Collection entries
— start —
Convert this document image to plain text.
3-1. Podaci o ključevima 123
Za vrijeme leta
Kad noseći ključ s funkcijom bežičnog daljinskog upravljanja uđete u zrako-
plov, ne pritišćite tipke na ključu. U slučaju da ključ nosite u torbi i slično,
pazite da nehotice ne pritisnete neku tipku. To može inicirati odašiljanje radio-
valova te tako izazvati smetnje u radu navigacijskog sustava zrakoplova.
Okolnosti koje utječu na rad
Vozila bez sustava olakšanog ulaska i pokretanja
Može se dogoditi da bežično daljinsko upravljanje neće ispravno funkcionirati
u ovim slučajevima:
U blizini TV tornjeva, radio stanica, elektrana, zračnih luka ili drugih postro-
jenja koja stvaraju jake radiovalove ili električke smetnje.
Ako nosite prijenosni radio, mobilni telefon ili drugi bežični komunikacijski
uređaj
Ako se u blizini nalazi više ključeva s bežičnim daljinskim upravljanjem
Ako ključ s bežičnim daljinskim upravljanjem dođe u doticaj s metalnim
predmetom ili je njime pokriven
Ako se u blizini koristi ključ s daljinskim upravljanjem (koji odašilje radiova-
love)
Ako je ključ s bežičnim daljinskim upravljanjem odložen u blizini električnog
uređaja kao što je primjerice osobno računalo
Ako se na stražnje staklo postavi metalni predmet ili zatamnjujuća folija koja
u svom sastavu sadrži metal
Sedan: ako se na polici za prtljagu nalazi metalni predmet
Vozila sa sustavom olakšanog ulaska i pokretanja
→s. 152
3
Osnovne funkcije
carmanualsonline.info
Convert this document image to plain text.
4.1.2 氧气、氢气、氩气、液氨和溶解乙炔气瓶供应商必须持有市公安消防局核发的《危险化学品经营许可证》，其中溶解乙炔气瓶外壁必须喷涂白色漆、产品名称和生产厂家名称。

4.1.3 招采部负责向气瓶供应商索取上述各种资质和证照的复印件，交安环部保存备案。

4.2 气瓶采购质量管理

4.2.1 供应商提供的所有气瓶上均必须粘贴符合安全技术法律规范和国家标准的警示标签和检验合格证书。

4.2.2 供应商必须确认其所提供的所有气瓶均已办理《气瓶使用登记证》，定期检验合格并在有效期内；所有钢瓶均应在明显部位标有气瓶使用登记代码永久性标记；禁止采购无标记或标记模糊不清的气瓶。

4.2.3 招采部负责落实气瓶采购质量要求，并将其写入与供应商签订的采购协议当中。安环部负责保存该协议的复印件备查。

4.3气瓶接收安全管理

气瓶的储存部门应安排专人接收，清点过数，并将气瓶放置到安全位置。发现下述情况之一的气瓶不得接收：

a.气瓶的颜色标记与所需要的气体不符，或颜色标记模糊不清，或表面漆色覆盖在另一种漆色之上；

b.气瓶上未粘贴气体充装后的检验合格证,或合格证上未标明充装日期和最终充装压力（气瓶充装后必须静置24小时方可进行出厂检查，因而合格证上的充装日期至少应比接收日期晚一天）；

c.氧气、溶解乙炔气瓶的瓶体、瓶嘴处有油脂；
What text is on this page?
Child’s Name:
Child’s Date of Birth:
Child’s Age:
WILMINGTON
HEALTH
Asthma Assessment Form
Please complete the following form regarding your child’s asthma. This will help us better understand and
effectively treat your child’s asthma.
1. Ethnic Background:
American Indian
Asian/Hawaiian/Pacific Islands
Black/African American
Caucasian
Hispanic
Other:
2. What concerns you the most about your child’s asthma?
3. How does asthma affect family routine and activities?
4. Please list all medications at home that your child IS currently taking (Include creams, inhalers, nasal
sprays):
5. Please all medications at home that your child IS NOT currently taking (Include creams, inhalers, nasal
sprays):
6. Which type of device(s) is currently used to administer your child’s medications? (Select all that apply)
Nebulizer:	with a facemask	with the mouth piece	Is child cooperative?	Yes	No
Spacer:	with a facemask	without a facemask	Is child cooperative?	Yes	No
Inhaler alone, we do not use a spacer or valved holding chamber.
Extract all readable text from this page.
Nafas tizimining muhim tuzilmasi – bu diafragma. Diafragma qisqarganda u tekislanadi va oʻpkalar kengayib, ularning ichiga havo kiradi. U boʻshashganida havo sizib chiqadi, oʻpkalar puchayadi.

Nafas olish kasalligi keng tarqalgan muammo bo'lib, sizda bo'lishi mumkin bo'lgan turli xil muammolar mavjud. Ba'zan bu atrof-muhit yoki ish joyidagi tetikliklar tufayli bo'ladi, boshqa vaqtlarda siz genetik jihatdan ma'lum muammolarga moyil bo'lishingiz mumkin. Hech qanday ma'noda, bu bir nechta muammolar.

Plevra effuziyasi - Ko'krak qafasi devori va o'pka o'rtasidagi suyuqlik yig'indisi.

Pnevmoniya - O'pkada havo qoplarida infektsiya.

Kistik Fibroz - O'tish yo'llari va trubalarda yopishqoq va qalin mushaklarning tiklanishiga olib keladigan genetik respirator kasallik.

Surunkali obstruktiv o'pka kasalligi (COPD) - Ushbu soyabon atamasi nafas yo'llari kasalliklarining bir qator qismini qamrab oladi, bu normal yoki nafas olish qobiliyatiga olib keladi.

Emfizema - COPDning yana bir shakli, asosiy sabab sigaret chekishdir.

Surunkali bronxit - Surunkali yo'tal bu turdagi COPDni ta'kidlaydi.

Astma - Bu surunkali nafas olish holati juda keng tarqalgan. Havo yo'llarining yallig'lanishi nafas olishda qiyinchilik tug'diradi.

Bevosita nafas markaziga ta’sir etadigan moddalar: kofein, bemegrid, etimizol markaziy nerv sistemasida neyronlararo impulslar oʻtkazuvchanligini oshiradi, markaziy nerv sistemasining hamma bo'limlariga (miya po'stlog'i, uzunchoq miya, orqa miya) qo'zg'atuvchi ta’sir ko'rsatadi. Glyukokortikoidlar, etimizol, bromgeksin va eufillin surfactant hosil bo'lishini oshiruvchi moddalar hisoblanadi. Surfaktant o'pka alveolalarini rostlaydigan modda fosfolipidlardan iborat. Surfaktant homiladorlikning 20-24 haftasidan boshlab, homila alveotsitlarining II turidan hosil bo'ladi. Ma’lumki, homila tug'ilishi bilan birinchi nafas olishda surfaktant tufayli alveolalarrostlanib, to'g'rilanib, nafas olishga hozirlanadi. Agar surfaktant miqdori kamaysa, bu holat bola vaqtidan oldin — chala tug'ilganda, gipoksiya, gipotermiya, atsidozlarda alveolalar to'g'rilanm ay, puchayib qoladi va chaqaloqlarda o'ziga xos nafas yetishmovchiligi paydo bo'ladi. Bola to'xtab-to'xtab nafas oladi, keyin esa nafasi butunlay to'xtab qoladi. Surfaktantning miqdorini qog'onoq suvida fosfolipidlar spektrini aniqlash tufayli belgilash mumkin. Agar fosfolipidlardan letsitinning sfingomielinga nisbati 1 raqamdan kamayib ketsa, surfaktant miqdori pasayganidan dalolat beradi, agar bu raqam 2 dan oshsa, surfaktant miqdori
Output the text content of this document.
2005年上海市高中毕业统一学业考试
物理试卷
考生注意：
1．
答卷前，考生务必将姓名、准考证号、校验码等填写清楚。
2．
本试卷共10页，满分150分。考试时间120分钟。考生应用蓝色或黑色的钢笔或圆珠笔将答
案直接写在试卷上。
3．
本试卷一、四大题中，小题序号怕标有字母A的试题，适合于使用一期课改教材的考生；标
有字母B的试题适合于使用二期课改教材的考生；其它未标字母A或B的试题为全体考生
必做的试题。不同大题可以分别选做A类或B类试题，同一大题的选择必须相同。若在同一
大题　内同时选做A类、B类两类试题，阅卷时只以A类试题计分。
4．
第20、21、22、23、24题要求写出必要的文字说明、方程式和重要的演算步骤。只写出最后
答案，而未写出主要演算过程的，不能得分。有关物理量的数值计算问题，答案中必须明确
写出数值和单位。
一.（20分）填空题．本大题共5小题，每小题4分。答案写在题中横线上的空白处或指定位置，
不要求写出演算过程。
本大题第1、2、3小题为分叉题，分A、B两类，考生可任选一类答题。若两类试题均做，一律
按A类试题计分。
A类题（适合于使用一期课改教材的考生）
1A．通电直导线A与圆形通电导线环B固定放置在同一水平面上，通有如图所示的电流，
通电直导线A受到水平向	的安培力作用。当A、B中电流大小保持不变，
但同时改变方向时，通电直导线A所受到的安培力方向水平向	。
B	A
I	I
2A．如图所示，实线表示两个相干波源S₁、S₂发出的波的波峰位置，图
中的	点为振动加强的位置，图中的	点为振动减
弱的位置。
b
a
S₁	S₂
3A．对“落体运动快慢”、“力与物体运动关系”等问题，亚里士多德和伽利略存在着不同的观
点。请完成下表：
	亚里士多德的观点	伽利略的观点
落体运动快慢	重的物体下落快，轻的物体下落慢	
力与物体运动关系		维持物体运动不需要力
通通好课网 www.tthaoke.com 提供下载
— end —
▸ The request: Copy every line of the listing where the word "medications" appears.

▸ Finished answer:
4. Please list all medications at home that your child IS currently taking (Include creams, inhalers, nasal
5. Please all medications at home that your child IS NOT currently taking (Include creams, inhalers, nasal
6. Which type of device(s) is currently used to administer your child’s medications? (Select all that apply)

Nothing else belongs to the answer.